#### To be done:
Look through the records below, and copy out every line that holds the string "Theorie".

#### Collected data entries:
■ ■ ■

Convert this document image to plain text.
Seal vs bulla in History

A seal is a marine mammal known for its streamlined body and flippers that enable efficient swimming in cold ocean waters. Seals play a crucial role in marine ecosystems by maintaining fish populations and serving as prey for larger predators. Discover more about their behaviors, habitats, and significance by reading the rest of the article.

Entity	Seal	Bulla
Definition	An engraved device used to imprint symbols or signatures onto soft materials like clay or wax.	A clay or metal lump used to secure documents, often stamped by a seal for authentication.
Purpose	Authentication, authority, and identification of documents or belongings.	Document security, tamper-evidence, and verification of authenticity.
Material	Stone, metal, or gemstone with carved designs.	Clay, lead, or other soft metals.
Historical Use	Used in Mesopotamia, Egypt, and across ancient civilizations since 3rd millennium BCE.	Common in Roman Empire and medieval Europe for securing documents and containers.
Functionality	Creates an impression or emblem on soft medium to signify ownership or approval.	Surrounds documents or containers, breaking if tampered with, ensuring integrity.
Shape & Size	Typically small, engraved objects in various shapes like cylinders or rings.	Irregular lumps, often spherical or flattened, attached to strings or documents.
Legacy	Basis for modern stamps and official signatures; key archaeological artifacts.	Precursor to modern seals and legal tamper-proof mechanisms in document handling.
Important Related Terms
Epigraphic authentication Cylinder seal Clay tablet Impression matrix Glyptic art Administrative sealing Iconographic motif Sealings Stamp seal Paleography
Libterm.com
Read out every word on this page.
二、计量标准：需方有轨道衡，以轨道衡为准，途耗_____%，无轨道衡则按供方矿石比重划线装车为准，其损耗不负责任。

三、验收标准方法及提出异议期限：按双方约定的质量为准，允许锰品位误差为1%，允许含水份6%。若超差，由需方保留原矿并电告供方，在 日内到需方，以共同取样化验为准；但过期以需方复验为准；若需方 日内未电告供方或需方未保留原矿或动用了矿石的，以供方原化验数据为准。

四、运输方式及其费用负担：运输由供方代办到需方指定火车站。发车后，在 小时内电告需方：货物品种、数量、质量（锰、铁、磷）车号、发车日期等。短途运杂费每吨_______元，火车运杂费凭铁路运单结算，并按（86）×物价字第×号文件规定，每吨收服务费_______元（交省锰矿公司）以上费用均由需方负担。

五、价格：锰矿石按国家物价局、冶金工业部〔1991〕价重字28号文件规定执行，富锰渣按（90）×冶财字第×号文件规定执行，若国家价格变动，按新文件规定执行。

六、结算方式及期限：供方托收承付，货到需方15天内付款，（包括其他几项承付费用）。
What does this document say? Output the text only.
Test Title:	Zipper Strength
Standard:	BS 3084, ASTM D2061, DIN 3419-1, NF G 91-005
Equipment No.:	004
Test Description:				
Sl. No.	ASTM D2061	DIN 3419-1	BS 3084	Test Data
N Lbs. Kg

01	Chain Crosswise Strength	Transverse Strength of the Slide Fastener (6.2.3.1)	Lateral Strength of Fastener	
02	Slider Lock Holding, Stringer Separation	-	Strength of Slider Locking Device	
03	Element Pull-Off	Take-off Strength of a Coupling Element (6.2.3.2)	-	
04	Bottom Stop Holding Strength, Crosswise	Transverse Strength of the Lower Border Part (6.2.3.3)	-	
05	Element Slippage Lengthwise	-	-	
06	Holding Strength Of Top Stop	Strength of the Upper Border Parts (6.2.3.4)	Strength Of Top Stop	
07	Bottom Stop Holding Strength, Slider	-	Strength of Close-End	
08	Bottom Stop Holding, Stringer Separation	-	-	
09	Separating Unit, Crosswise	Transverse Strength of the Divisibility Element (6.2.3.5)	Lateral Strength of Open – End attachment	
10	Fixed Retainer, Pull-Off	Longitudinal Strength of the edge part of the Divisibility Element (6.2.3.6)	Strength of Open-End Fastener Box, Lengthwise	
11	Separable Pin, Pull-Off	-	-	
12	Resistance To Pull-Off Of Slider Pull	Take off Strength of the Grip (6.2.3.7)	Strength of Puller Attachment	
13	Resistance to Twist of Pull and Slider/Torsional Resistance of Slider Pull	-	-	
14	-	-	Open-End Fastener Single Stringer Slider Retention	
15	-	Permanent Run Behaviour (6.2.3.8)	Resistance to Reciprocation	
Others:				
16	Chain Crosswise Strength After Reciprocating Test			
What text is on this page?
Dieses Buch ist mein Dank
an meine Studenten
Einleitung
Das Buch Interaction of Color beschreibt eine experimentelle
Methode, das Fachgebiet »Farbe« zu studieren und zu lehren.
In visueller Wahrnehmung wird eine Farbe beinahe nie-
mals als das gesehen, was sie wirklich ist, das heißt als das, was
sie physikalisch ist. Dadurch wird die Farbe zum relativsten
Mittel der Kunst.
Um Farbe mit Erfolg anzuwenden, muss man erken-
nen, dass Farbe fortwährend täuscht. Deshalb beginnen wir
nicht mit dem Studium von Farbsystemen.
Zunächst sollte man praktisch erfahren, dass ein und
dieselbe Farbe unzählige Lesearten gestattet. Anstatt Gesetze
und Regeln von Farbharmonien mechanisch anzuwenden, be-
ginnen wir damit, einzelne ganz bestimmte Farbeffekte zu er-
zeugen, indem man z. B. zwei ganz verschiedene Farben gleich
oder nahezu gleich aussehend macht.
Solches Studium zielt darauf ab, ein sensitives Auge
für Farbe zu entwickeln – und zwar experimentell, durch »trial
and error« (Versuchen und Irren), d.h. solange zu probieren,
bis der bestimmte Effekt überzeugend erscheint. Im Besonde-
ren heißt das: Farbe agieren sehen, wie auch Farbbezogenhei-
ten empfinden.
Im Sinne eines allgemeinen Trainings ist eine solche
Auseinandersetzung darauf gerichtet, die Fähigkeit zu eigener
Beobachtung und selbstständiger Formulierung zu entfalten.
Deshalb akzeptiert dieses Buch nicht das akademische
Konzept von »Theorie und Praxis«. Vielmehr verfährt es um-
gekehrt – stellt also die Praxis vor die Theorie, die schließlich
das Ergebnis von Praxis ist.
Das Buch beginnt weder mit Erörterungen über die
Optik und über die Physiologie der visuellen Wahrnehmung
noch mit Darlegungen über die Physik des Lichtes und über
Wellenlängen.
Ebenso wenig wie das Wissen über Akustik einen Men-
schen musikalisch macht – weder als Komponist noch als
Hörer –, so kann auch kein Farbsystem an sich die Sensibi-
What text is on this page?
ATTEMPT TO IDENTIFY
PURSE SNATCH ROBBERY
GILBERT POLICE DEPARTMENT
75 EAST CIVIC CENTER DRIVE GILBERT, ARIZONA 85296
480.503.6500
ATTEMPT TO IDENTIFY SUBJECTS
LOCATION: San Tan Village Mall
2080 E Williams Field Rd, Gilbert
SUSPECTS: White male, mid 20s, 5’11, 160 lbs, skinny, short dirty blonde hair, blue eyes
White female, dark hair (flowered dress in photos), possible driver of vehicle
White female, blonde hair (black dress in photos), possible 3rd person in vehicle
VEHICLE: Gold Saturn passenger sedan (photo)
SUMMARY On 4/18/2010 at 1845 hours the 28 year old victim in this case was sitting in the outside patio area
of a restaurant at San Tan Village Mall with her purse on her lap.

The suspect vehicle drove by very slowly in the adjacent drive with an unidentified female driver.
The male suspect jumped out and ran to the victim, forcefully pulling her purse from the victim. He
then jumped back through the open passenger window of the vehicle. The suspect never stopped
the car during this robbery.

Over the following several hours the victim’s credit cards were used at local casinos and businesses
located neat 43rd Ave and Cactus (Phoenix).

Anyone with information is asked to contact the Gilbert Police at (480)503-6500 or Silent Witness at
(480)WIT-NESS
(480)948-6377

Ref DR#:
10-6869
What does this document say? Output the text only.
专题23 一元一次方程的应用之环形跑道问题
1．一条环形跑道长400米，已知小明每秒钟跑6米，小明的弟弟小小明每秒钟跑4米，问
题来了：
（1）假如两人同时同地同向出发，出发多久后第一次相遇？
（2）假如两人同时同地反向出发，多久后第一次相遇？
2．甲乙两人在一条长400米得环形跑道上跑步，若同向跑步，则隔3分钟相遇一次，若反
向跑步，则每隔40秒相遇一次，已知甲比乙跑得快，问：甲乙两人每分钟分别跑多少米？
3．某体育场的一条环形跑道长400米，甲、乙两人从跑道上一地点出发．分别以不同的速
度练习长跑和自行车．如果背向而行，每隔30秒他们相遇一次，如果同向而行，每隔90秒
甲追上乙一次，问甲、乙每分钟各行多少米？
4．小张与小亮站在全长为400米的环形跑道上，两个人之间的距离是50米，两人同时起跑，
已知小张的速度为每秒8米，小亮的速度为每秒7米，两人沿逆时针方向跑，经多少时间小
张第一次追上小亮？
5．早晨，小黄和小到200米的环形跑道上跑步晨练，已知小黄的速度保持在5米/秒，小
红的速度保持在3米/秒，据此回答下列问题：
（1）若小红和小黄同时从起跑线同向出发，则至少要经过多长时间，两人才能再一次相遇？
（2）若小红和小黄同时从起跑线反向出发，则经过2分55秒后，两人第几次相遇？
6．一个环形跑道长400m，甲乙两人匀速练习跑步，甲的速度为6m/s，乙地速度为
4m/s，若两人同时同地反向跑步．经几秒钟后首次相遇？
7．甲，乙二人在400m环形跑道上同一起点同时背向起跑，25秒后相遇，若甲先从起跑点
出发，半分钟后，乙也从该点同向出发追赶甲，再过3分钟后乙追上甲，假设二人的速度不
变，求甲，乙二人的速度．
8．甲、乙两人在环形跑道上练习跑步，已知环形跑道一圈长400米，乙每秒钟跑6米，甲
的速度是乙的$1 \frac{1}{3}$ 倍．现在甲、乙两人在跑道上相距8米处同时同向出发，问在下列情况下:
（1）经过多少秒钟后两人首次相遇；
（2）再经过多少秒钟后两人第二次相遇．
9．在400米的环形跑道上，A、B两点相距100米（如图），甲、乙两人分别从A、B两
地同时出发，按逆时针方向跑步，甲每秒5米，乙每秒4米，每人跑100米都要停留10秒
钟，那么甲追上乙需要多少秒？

■ ■ ■

#### Result of the task:
Konzept von »Theorie und Praxis«. Vielmehr verfährt es um-
gekehrt – stellt also die Praxis vor die Theorie, die schließlich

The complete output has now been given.